WHAT IS NEEDED:
From the records below, pull each line that has "Output".

PROVIDED DATA:
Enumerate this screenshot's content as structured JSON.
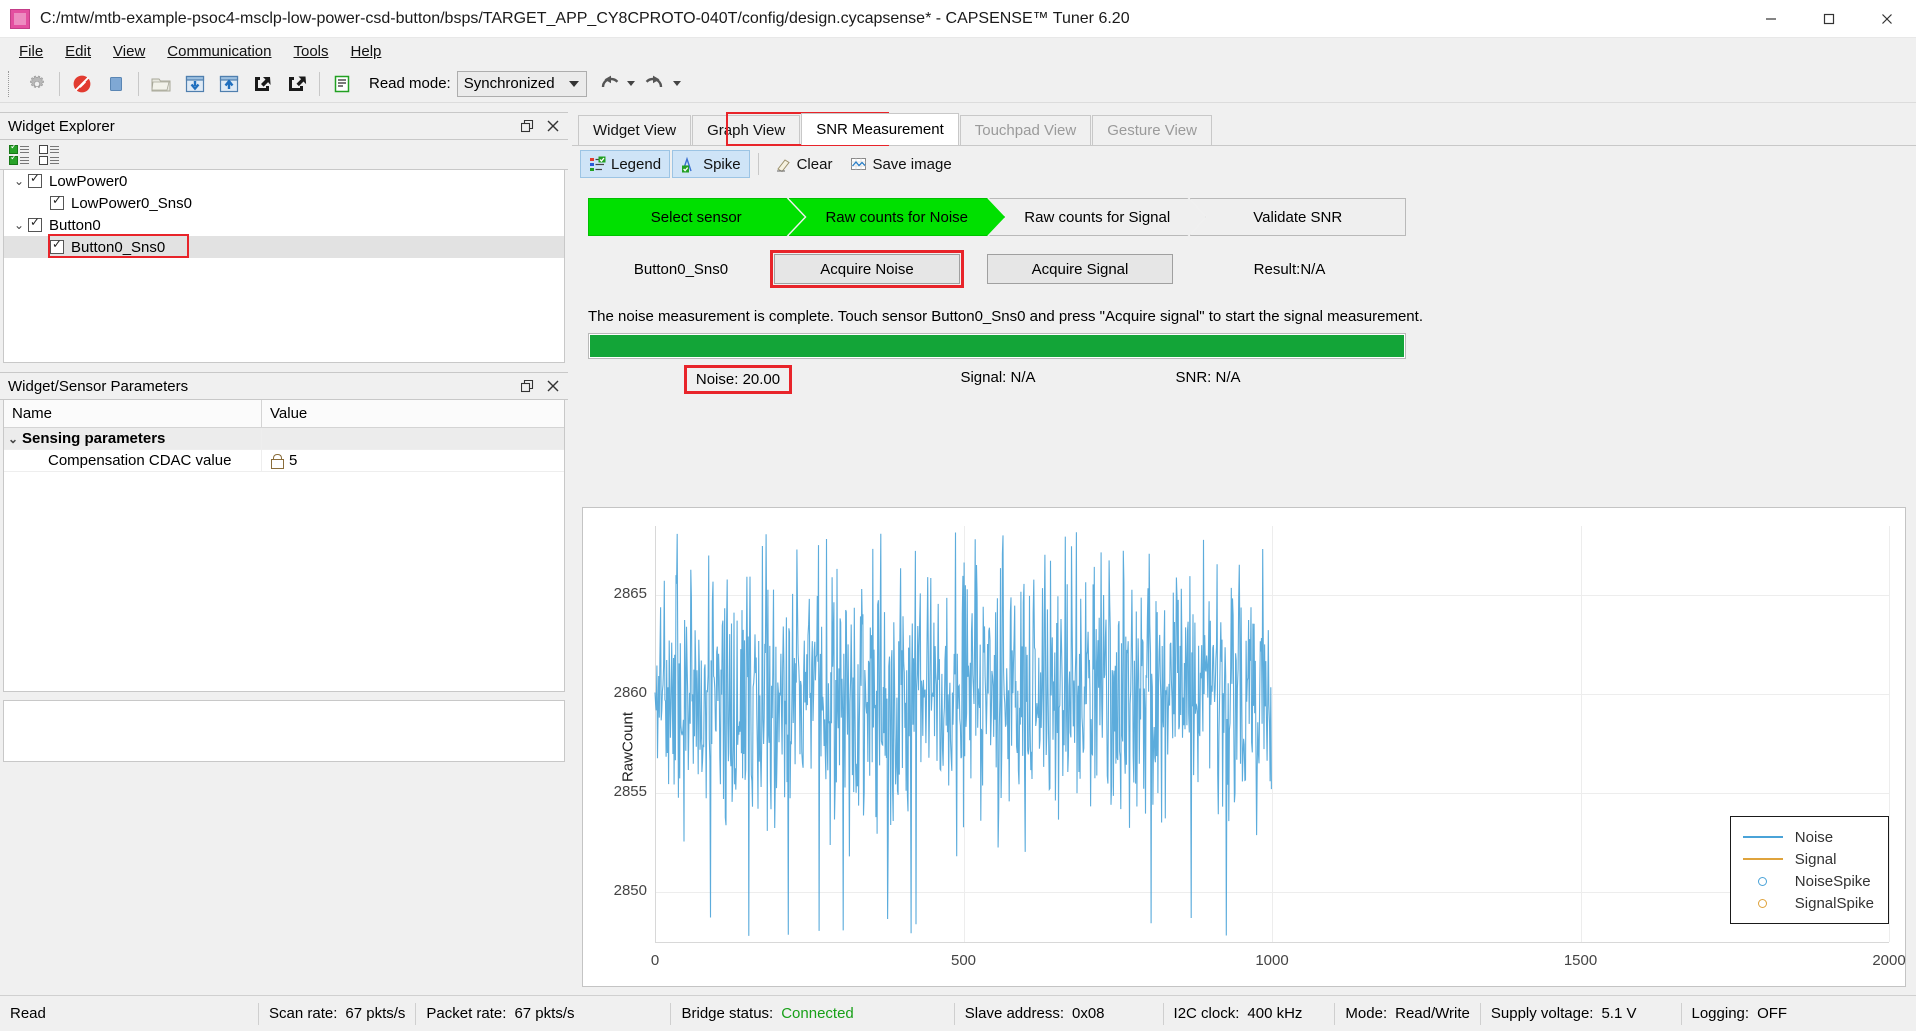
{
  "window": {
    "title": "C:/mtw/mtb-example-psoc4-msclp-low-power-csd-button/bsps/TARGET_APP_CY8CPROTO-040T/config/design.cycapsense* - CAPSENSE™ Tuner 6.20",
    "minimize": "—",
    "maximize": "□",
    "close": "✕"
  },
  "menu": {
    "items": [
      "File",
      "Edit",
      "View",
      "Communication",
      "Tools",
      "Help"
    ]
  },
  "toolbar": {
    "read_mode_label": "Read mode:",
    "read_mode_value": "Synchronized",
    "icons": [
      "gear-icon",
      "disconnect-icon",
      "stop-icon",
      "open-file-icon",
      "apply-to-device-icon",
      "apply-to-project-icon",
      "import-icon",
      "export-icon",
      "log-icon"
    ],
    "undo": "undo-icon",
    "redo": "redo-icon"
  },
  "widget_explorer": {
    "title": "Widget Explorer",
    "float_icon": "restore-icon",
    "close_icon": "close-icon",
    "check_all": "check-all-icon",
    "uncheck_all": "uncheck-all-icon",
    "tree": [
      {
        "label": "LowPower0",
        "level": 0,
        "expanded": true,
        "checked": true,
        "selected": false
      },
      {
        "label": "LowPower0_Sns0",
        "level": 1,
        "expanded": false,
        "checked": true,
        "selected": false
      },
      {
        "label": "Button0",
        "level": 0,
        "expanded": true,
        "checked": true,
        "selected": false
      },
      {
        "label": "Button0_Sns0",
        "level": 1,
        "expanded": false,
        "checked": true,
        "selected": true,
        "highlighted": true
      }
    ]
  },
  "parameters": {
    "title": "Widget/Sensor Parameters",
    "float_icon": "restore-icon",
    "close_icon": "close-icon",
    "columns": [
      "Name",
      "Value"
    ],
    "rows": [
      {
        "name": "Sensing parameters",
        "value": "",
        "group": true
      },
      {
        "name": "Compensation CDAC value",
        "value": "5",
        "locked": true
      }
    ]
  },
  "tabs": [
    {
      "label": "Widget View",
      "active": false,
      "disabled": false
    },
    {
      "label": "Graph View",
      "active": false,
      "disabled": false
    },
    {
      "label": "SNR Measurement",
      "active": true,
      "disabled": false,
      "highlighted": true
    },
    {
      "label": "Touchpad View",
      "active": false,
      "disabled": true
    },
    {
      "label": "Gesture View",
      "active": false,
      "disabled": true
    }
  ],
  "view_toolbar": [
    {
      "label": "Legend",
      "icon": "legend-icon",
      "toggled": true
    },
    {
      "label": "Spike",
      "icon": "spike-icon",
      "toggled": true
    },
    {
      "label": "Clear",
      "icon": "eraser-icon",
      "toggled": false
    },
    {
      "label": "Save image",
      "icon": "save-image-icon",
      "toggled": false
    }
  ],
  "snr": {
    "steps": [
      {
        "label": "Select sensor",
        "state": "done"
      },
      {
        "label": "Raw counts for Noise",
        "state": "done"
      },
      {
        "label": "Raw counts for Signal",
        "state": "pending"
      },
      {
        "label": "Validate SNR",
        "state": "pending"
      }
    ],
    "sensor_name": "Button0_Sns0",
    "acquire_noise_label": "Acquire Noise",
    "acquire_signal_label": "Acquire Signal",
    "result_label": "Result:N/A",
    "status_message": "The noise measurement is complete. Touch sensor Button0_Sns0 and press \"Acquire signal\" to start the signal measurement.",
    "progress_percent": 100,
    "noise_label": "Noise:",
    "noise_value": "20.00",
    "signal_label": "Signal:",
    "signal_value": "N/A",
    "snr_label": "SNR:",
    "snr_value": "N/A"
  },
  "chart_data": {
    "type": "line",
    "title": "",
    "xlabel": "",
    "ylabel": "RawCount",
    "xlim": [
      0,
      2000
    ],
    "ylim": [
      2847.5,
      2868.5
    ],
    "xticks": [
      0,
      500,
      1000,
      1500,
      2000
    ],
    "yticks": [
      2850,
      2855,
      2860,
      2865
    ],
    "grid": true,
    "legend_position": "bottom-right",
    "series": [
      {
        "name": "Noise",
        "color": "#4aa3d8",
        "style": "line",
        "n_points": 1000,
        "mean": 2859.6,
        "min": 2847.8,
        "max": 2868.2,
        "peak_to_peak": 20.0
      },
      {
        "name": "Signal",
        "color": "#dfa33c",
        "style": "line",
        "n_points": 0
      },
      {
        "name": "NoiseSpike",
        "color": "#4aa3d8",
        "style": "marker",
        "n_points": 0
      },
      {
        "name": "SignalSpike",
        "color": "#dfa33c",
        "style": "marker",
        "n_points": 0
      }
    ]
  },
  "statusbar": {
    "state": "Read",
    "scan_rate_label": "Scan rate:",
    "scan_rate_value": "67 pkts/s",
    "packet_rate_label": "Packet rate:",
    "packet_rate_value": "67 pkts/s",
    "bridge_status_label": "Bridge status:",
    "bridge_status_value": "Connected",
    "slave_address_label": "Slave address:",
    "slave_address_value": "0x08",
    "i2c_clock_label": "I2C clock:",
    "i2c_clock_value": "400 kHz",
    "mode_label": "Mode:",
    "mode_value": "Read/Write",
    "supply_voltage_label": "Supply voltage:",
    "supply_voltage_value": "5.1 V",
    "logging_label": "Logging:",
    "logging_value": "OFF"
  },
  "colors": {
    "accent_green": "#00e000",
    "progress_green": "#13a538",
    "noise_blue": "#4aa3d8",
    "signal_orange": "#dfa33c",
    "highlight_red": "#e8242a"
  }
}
==
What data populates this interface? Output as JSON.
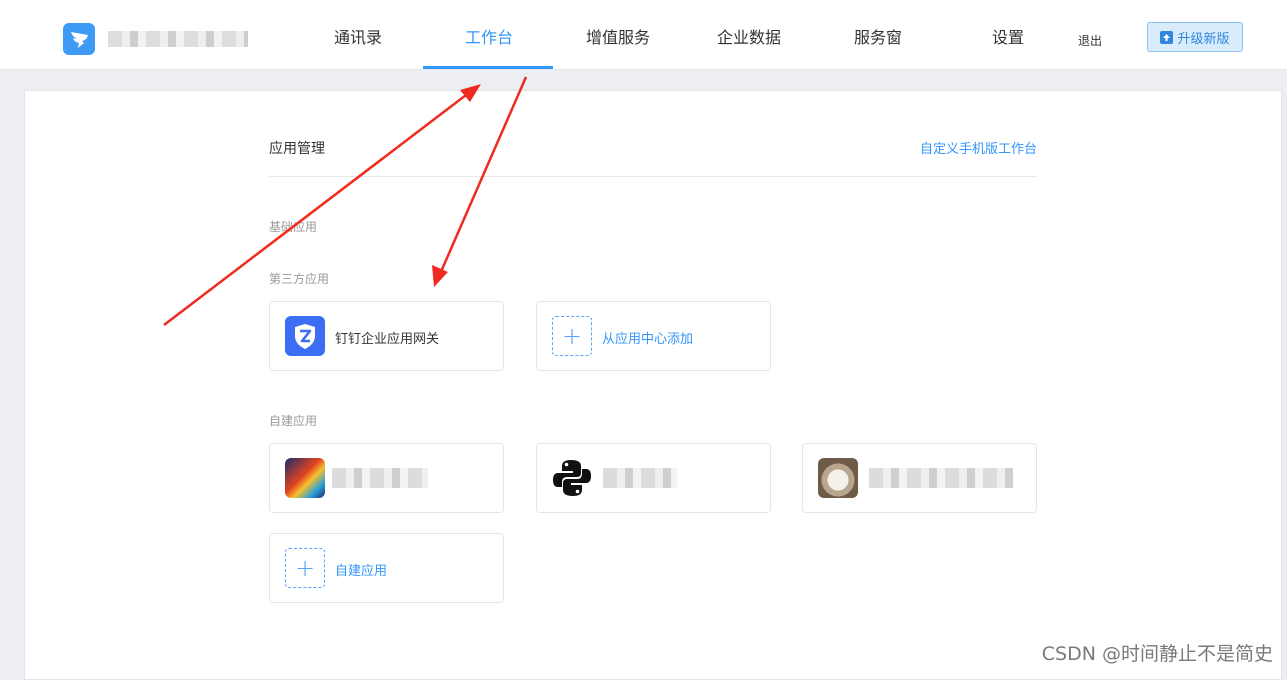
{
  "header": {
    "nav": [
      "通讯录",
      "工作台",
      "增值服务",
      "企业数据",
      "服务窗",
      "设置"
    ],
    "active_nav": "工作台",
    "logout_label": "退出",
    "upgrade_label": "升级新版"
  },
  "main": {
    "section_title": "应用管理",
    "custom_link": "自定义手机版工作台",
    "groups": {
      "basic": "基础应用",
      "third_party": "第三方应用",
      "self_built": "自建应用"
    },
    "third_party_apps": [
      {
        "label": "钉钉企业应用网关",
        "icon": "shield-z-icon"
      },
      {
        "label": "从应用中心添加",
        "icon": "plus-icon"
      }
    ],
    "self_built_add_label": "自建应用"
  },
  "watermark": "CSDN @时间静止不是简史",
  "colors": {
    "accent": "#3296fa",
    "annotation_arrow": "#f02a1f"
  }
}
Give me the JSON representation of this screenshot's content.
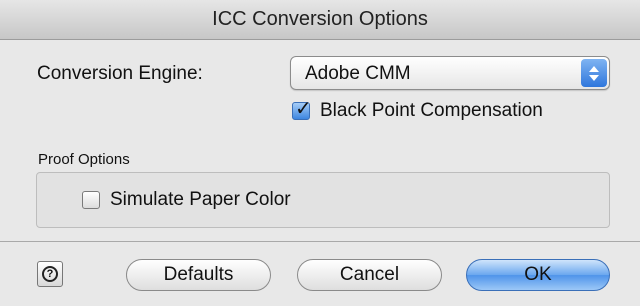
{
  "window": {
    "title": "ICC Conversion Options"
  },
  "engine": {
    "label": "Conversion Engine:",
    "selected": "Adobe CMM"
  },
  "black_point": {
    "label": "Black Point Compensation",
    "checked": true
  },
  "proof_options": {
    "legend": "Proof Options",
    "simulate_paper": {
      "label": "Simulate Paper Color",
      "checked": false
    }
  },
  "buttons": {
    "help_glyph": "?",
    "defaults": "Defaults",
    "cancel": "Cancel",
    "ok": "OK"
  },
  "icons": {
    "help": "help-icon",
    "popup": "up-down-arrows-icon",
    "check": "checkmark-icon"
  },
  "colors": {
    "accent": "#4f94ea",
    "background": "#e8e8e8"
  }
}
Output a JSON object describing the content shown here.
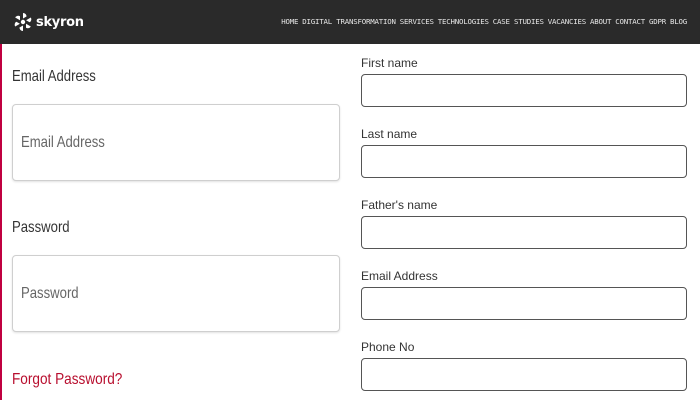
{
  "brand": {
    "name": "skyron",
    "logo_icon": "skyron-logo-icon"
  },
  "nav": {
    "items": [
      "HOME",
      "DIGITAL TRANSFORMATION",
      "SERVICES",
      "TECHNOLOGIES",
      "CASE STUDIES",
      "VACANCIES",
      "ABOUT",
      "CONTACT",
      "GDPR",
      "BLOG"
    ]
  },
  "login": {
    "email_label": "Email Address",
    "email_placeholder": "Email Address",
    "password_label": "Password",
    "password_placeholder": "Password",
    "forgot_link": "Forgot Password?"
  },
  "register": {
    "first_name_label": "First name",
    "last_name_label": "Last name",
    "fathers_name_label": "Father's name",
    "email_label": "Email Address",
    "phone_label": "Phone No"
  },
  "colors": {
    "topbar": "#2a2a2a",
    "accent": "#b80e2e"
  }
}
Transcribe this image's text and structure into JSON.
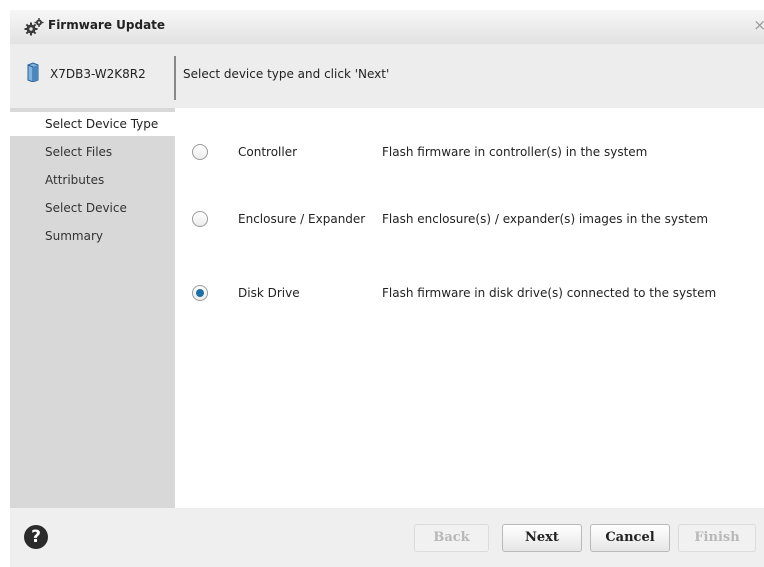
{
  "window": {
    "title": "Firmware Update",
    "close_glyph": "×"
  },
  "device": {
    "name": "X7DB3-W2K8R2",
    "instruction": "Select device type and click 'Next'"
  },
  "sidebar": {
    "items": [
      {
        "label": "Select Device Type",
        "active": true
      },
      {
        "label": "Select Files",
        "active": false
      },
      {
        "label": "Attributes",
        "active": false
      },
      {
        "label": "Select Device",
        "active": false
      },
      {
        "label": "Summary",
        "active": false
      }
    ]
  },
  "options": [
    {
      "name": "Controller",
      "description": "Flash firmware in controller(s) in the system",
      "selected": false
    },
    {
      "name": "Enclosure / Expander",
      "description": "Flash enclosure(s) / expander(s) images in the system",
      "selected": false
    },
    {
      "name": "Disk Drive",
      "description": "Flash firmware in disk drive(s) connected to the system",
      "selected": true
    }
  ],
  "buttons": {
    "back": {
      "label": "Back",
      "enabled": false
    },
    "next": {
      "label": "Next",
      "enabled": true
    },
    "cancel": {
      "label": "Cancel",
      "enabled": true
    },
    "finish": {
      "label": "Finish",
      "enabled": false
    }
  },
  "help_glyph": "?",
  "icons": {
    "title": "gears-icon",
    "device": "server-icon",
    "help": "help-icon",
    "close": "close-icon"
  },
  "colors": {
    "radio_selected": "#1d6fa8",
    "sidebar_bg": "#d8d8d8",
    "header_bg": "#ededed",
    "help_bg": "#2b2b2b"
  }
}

ANSWER TO THIS EXERCISE:
What data populates this interface? Output as JSON.
Output a JSON object describing the content shown here.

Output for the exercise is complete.